TASK DESCRIPTION - Write out the listing exactly as it is given.

PROVIDED RECORDS -
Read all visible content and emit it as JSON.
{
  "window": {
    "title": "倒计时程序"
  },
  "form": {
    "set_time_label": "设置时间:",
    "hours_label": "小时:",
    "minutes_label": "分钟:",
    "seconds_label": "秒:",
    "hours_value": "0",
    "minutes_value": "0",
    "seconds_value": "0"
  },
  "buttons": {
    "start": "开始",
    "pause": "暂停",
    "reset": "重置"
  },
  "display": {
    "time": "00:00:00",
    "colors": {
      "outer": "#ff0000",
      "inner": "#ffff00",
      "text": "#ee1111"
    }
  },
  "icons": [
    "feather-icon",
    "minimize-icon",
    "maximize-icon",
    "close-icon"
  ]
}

SOLUTION FOR THIS TASK -
Read all visible content and emit it as JSON.
{
  "window": {
    "title": "倒计时程序"
  },
  "form": {
    "set_time_label": "设置时间:",
    "hours_label": "小时:",
    "minutes_label": "分钟:",
    "seconds_label": "秒:",
    "hours_value": "0",
    "minutes_value": "0",
    "seconds_value": "0"
  },
  "buttons": {
    "start": "开始",
    "pause": "暂停",
    "reset": "重置"
  },
  "display": {
    "time": "00:00:00",
    "colors": {
      "outer": "#ff0000",
      "inner": "#ffff00",
      "text": "#ee1111"
    }
  },
  "icons": [
    "feather-icon",
    "minimize-icon",
    "maximize-icon",
    "close-icon"
  ]
}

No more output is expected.